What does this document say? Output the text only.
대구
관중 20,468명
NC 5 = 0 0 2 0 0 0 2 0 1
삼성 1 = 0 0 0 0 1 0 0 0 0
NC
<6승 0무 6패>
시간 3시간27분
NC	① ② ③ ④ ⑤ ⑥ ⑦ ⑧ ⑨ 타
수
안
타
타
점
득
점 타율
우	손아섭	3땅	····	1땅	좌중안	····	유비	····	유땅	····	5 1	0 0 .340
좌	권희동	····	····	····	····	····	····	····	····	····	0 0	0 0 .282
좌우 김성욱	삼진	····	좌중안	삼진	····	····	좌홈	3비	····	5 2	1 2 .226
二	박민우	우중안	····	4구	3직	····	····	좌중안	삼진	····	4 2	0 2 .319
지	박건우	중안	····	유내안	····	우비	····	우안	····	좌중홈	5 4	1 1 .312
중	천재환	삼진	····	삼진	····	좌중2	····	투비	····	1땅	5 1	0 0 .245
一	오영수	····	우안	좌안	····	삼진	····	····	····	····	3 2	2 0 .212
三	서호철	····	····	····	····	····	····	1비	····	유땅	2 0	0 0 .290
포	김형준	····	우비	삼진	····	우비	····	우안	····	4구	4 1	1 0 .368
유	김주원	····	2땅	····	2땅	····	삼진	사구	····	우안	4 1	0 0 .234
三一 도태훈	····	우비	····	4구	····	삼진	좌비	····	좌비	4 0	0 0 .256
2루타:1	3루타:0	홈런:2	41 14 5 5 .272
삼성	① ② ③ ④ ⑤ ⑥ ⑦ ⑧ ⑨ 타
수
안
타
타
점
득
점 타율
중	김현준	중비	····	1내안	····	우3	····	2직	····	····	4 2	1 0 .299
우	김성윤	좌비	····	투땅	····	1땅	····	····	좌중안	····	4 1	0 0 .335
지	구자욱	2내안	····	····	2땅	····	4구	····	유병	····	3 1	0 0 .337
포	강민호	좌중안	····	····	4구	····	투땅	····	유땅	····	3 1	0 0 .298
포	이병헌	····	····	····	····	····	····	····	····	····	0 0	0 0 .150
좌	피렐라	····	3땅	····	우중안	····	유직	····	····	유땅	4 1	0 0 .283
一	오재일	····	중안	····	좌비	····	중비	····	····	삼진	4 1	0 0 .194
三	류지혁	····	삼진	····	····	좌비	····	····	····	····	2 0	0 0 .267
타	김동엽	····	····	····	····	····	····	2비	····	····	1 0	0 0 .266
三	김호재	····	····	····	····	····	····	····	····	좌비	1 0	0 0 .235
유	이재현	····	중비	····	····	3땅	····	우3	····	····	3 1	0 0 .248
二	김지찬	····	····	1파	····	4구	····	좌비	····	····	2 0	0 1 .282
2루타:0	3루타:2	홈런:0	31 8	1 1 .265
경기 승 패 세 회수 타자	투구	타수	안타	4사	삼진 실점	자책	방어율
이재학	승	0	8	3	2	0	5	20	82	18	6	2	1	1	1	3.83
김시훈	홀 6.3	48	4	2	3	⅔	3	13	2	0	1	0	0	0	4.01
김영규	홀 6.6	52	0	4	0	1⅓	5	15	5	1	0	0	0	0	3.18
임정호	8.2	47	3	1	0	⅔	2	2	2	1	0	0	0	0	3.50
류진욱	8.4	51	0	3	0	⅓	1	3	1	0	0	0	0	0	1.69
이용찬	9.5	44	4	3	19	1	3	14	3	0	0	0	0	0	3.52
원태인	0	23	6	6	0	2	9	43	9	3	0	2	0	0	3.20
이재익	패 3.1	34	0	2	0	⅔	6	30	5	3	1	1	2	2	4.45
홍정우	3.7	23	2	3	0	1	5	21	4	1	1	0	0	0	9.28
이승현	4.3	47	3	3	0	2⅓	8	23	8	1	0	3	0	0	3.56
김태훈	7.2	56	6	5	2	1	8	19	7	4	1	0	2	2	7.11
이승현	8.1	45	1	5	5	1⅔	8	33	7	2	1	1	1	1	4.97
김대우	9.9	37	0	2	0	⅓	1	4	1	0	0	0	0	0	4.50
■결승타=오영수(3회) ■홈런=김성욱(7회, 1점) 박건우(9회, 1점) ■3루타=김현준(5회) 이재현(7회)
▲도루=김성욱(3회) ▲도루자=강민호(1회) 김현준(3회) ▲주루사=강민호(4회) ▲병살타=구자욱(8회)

______________________________

(Directions):
Restate each record word for word.

(Final result):
What does this document say? Output the text only.
대구
관중 20,468명
NC 5 = 0 0 2 0 0 0 2 0 1
삼성 1 = 0 0 0 0 1 0 0 0 0
NC
<6승 0무 6패>
시간 3시간27분
NC	① ② ③ ④ ⑤ ⑥ ⑦ ⑧ ⑨ 타
수
안
타
타
점
득
점 타율
우	손아섭	3땅	····	1땅	좌중안	····	유비	····	유땅	····	5 1	0 0 .340
좌	권희동	····	····	····	····	····	····	····	····	····	0 0	0 0 .282
좌우 김성욱	삼진	····	좌중안	삼진	····	····	좌홈	3비	····	5 2	1 2 .226
二	박민우	우중안	····	4구	3직	····	····	좌중안	삼진	····	4 2	0 2 .319
지	박건우	중안	····	유내안	····	우비	····	우안	····	좌중홈	5 4	1 1 .312
중	천재환	삼진	····	삼진	····	좌중2	····	투비	····	1땅	5 1	0 0 .245
一	오영수	····	우안	좌안	····	삼진	····	····	····	····	3 2	2 0 .212
三	서호철	····	····	····	····	····	····	1비	····	유땅	2 0	0 0 .290
포	김형준	····	우비	삼진	····	우비	····	우안	····	4구	4 1	1 0 .368
유	김주원	····	2땅	····	2땅	····	삼진	사구	····	우안	4 1	0 0 .234
三一 도태훈	····	우비	····	4구	····	삼진	좌비	····	좌비	4 0	0 0 .256
2루타:1	3루타:0	홈런:2	41 14 5 5 .272
삼성	① ② ③ ④ ⑤ ⑥ ⑦ ⑧ ⑨ 타
수
안
타
타
점
득
점 타율
중	김현준	중비	····	1내안	····	우3	····	2직	····	····	4 2	1 0 .299
우	김성윤	좌비	····	투땅	····	1땅	····	····	좌중안	····	4 1	0 0 .335
지	구자욱	2내안	····	····	2땅	····	4구	····	유병	····	3 1	0 0 .337
포	강민호	좌중안	····	····	4구	····	투땅	····	유땅	····	3 1	0 0 .298
포	이병헌	····	····	····	····	····	····	····	····	····	0 0	0 0 .150
좌	피렐라	····	3땅	····	우중안	····	유직	····	····	유땅	4 1	0 0 .283
一	오재일	····	중안	····	좌비	····	중비	····	····	삼진	4 1	0 0 .194
三	류지혁	····	삼진	····	····	좌비	····	····	····	····	2 0	0 0 .267
타	김동엽	····	····	····	····	····	····	2비	····	····	1 0	0 0 .266
三	김호재	····	····	····	····	····	····	····	····	좌비	1 0	0 0 .235
유	이재현	····	중비	····	····	3땅	····	우3	····	····	3 1	0 0 .248
二	김지찬	····	····	1파	····	4구	····	좌비	····	····	2 0	0 1 .282
2루타:0	3루타:2	홈런:0	31 8	1 1 .265
경기 승 패 세 회수 타자	투구	타수	안타	4사	삼진 실점	자책	방어율
이재학	승	0	8	3	2	0	5	20	82	18	6	2	1	1	1	3.83
김시훈	홀 6.3	48	4	2	3	⅔	3	13	2	0	1	0	0	0	4.01
김영규	홀 6.6	52	0	4	0	1⅓	5	15	5	1	0	0	0	0	3.18
임정호	8.2	47	3	1	0	⅔	2	2	2	1	0	0	0	0	3.50
류진욱	8.4	51	0	3	0	⅓	1	3	1	0	0	0	0	0	1.69
이용찬	9.5	44	4	3	19	1	3	14	3	0	0	0	0	0	3.52
원태인	0	23	6	6	0	2	9	43	9	3	0	2	0	0	3.20
이재익	패 3.1	34	0	2	0	⅔	6	30	5	3	1	1	2	2	4.45
홍정우	3.7	23	2	3	0	1	5	21	4	1	1	0	0	0	9.28
이승현	4.3	47	3	3	0	2⅓	8	23	8	1	0	3	0	0	3.56
김태훈	7.2	56	6	5	2	1	8	19	7	4	1	0	2	2	7.11
이승현	8.1	45	1	5	5	1⅔	8	33	7	2	1	1	1	1	4.97
김대우	9.9	37	0	2	0	⅓	1	4	1	0	0	0	0	0	4.50
■결승타=오영수(3회) ■홈런=김성욱(7회, 1점) 박건우(9회, 1점) ■3루타=김현준(5회) 이재현(7회)
▲도루=김성욱(3회) ▲도루자=강민호(1회) 김현준(3회) ▲주루사=강민호(4회) ▲병살타=구자욱(8회)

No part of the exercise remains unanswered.